Your task: Omit the pictures and output every entry below exactly as written.

Input rows:
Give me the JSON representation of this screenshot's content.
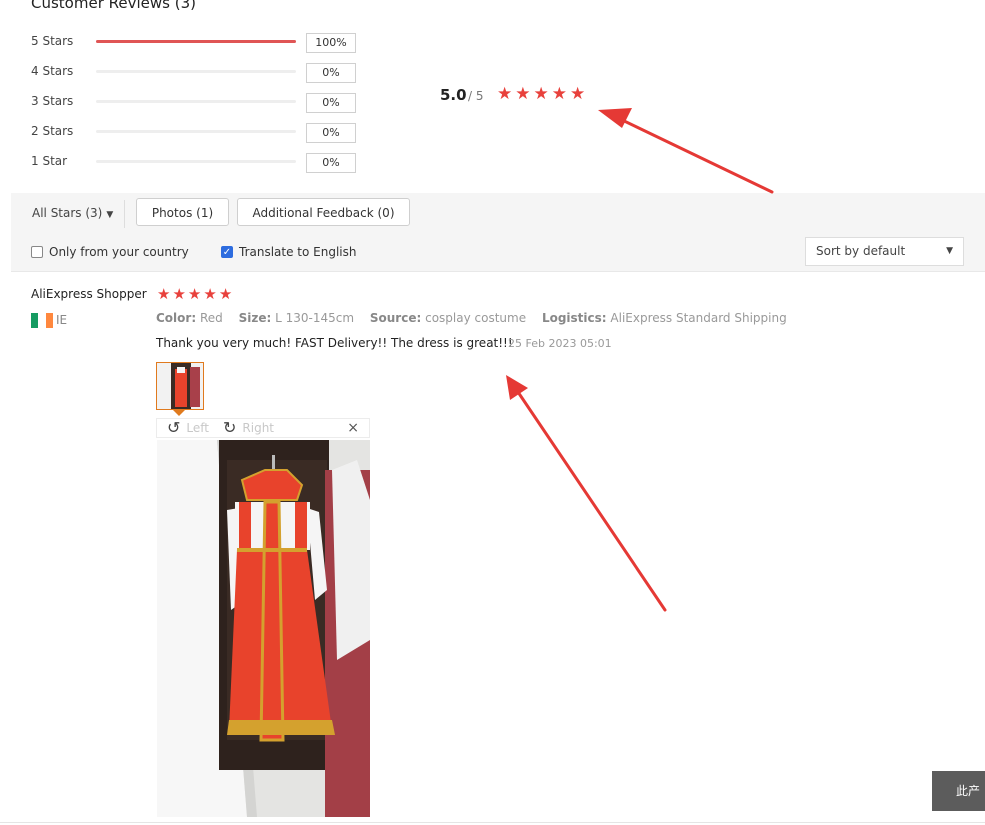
{
  "summary": {
    "title": "Customer Reviews (3)",
    "rows": [
      {
        "label": "5 Stars",
        "percent": "100%",
        "fill": 1.0
      },
      {
        "label": "4 Stars",
        "percent": "0%",
        "fill": 0
      },
      {
        "label": "3 Stars",
        "percent": "0%",
        "fill": 0
      },
      {
        "label": "2 Stars",
        "percent": "0%",
        "fill": 0
      },
      {
        "label": "1 Star",
        "percent": "0%",
        "fill": 0
      }
    ],
    "score": "5.0",
    "score_max": "/ 5",
    "stars": 5
  },
  "filters": {
    "all_stars": "All Stars (3)",
    "photos": "Photos (1)",
    "additional": "Additional Feedback (0)",
    "only_country": "Only from your country",
    "only_country_checked": false,
    "translate": "Translate to English",
    "translate_checked": true,
    "sort": "Sort by default"
  },
  "review": {
    "reviewer": "AliExpress Shopper",
    "stars": 5,
    "country": "IE",
    "color_label": "Color:",
    "color_value": "Red",
    "size_label": "Size:",
    "size_value": "L 130-145cm",
    "source_label": "Source:",
    "source_value": "cosplay costume",
    "logistics_label": "Logistics:",
    "logistics_value": "AliExpress Standard Shipping",
    "text": "Thank you very much! FAST Delivery!! The dress is great!!!",
    "date": "25 Feb 2023 05:01",
    "viewer": {
      "left_label": "Left",
      "right_label": "Right",
      "close": "×"
    }
  },
  "corner_button": "此产",
  "colors": {
    "star": "#e8413c",
    "bar_fill": "#e05555",
    "arrow": "#e53935",
    "thumb_border": "#e07a1e"
  }
}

Full solution:
Give me the JSON representation of this screenshot's content.
{
  "summary": {
    "title": "Customer Reviews (3)",
    "rows": [
      {
        "label": "5 Stars",
        "percent": "100%",
        "fill": 1.0
      },
      {
        "label": "4 Stars",
        "percent": "0%",
        "fill": 0
      },
      {
        "label": "3 Stars",
        "percent": "0%",
        "fill": 0
      },
      {
        "label": "2 Stars",
        "percent": "0%",
        "fill": 0
      },
      {
        "label": "1 Star",
        "percent": "0%",
        "fill": 0
      }
    ],
    "score": "5.0",
    "score_max": "/ 5",
    "stars": 5
  },
  "filters": {
    "all_stars": "All Stars (3)",
    "photos": "Photos (1)",
    "additional": "Additional Feedback (0)",
    "only_country": "Only from your country",
    "only_country_checked": false,
    "translate": "Translate to English",
    "translate_checked": true,
    "sort": "Sort by default"
  },
  "review": {
    "reviewer": "AliExpress Shopper",
    "stars": 5,
    "country": "IE",
    "color_label": "Color:",
    "color_value": "Red",
    "size_label": "Size:",
    "size_value": "L 130-145cm",
    "source_label": "Source:",
    "source_value": "cosplay costume",
    "logistics_label": "Logistics:",
    "logistics_value": "AliExpress Standard Shipping",
    "text": "Thank you very much! FAST Delivery!! The dress is great!!!",
    "date": "25 Feb 2023 05:01",
    "viewer": {
      "left_label": "Left",
      "right_label": "Right",
      "close": "×"
    }
  },
  "corner_button": "此产",
  "colors": {
    "star": "#e8413c",
    "bar_fill": "#e05555",
    "arrow": "#e53935",
    "thumb_border": "#e07a1e"
  }
}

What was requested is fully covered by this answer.